- _Doel opdracht_
Schrijf uit het artikel over Multatuli in Lebak precies over wat er staat vanaf "Door Michel Maas" tot en met "is onlangs gesloopt.".

- _Documentfragment_
= = = = = = =

Op zoek naar Max Havelaars halve huis
    
                                
                Door Michel Maas
                        op 18 mei '10, 11:08, bijgewerkt 19 mei '10, 22:07
http://www.volkskrant.nl/buitenland/article1380227.ece/Op_zoek_naar_Max_Havelaars_halve_huis


                                                        
                                
                        
                        
                        
Het huis van Eduard Douwes Dekker (Multatuli) in Rangkasbitung, de
hoofdstad van Lebak. De achtermuur van het huis is onlangs gesloopt.
Rechts: een dorp in West-Java. Foto?s Hollandse Hoogte, Reuters

 
                        
                                
        

                                
                
                
Het is 150 jaar geleden dat Multatuli’s Max Havelaar verscheen. Michel
Maas zoekt Multatuli in Lebak, waar weinig lijkt veranderd, en komt van
een koude kermis thuis.
                

        

             Riza draagt een gifgroene hoofddoek,
maar een kleine diamant op haar voortand leidt de aandacht daarvan
helemaal af. Ook haar gesteven groene gemeente-uniform valt ineens niet
meer op, zodra zij een glinsterende glimlach laat zien. Als zij lacht,
staat de gigantische moskee tegenover het stadhuis er ineens een stuk
minder intimiderend bij. Lebak is behoorlijk islamitisch, maar haar
lach verraadt dat het allemaal zo erg niet is als je denkt.
Riza is een helder en doortastend meisje en ook dat valt op. Haar collega’s 
hangen  onderuit in de schaduw van de oude pendopo,
de Javaanse versie van de kiosk: een dak op pilaren, waaronder je kunt
zitten, praten of muziek maken. De ambtenaren zijn druk doende met het
rekken van hun lunchpauze. Het is warm, en veel te doen is er sowieso
niet in het kantoor van de bupati, de regent. Dus niemand mist de ambtenaren 
die hier hangen en nggobrol,
zoals kletsen hier liefkozend wordt genoemd. Zelfs dat kletsen gaat
langzaam. Als je te snel beweegt, al is het maar je tong, word je niet
alleen moe, maar ga je zweten als die buitenlander, die hier verdwaald
lijkt te zijn.

= = = = = = =

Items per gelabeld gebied

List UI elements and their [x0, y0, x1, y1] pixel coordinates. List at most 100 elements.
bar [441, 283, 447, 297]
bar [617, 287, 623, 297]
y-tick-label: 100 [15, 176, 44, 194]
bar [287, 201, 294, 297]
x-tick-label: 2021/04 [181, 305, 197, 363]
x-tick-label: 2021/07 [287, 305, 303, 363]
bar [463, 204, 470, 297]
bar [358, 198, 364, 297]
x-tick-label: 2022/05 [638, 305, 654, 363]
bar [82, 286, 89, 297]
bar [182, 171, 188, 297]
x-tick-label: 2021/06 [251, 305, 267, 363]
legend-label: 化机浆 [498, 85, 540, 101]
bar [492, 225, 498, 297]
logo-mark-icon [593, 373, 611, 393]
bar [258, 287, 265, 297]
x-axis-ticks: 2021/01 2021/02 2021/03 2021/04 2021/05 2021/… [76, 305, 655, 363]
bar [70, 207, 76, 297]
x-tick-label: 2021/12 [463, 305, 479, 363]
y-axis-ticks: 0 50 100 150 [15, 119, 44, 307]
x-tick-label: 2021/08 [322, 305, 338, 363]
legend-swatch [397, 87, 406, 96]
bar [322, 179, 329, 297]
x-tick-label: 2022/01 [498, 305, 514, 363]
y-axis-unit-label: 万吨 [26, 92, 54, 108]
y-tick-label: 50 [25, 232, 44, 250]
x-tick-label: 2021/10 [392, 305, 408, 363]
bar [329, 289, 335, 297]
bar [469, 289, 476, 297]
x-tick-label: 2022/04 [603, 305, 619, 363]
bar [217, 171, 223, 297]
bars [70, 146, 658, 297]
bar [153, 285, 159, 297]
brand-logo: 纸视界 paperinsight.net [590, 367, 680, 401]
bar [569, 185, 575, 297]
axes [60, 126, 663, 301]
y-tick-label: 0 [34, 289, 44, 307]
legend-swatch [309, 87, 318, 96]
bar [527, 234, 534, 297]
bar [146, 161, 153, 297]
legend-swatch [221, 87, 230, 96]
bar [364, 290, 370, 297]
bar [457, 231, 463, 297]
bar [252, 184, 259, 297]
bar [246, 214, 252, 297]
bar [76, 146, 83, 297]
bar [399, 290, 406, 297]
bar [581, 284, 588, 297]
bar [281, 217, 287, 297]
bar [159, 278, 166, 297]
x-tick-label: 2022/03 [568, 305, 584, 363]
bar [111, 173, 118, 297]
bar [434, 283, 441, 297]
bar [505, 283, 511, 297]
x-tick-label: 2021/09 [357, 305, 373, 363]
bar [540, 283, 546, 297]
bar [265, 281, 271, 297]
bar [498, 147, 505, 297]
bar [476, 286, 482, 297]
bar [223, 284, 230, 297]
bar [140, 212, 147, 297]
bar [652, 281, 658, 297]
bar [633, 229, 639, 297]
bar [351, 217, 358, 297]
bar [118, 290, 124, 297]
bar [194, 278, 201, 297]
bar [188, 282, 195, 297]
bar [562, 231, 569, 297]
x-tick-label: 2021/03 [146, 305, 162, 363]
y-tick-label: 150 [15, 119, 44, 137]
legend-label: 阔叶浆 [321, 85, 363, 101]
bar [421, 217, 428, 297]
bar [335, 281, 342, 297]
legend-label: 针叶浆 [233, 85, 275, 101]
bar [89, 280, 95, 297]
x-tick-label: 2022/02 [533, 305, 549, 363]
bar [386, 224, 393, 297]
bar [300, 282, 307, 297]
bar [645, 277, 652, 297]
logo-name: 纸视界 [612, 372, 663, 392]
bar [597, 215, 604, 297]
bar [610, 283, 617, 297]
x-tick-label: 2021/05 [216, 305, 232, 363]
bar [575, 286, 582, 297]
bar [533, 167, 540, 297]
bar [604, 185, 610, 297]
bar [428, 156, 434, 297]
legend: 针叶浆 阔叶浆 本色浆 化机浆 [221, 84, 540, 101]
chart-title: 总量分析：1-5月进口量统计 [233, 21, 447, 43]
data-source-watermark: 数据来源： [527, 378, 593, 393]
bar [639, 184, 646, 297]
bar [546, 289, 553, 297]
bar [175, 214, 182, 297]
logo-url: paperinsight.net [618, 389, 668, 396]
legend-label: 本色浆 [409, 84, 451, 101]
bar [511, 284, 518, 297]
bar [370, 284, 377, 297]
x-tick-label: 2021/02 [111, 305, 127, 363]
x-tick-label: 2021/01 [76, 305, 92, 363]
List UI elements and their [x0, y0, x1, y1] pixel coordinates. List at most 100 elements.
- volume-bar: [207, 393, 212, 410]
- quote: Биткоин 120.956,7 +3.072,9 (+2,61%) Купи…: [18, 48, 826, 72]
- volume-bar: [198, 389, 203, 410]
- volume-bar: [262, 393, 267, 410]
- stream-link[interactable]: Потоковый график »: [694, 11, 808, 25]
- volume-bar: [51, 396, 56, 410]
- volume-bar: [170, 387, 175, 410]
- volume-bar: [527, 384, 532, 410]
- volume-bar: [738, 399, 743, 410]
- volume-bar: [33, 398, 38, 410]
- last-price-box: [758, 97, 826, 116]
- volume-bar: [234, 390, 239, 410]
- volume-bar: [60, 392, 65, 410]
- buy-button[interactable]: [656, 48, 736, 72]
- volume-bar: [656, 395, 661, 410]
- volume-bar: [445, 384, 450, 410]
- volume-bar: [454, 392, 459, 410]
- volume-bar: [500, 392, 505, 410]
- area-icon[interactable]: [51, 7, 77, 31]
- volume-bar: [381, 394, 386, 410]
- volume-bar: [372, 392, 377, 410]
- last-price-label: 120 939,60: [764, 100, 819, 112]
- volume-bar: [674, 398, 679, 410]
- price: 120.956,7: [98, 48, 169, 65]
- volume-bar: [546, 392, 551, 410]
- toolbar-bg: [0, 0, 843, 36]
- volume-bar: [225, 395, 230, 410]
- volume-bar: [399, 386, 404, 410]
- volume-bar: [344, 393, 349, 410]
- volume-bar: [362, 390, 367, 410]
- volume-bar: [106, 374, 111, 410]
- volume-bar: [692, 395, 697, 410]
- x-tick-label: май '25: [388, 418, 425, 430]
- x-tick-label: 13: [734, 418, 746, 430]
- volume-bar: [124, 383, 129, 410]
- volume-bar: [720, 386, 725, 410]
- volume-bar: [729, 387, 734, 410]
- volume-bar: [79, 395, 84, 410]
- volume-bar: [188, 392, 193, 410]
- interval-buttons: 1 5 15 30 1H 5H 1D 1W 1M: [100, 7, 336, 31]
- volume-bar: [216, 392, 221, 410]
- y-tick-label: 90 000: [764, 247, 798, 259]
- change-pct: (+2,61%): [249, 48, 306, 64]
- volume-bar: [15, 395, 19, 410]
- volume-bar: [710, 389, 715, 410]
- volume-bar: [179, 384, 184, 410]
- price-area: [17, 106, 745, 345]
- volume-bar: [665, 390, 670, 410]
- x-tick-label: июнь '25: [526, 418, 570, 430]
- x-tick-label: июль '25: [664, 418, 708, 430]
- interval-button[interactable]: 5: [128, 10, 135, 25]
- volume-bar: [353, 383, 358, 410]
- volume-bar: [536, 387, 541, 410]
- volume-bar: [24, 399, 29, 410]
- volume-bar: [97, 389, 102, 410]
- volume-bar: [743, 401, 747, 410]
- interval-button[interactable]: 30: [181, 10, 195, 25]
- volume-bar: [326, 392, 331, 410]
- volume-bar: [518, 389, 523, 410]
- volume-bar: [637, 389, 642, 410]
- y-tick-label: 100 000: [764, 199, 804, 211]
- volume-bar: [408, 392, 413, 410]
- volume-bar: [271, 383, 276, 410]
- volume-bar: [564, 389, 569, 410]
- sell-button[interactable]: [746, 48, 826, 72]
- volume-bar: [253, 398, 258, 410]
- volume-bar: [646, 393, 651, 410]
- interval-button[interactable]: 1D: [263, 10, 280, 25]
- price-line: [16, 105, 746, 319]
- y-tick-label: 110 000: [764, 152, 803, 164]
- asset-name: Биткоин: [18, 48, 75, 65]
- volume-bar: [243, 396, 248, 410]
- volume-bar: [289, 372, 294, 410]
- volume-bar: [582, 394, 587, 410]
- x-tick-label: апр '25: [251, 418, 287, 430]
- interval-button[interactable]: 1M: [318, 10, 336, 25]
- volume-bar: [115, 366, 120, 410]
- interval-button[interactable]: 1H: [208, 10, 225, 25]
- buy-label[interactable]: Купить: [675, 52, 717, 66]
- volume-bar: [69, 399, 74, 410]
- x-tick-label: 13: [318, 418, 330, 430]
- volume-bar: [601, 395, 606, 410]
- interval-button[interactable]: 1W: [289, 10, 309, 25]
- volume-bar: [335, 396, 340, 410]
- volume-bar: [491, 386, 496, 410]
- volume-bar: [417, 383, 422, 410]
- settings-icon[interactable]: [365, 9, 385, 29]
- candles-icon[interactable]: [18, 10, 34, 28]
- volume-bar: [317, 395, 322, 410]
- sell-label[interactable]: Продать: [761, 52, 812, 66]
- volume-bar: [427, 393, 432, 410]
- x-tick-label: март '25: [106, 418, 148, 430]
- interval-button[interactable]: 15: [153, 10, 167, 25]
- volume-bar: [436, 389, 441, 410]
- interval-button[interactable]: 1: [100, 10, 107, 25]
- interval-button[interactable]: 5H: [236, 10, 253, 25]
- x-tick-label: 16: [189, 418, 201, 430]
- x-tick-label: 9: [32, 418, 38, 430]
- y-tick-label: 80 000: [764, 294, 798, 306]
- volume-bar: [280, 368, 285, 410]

= = = = = = =

- _Resultaat hieronder_
Door Michel Maas
                        op 18 mei '10, 11:08, bijgewerkt 19 mei '10, 22:07
http://www.volkskrant.nl/buitenland/article1380227.ece/Op_zoek_naar_Max_Havelaars_halve_huis


                                                        
                                
                        
                        
                        
Het huis van Eduard Douwes Dekker (Multatuli) in Rangkasbitung, de
hoofdstad van Lebak. De achtermuur van het huis is onlangs gesloopt.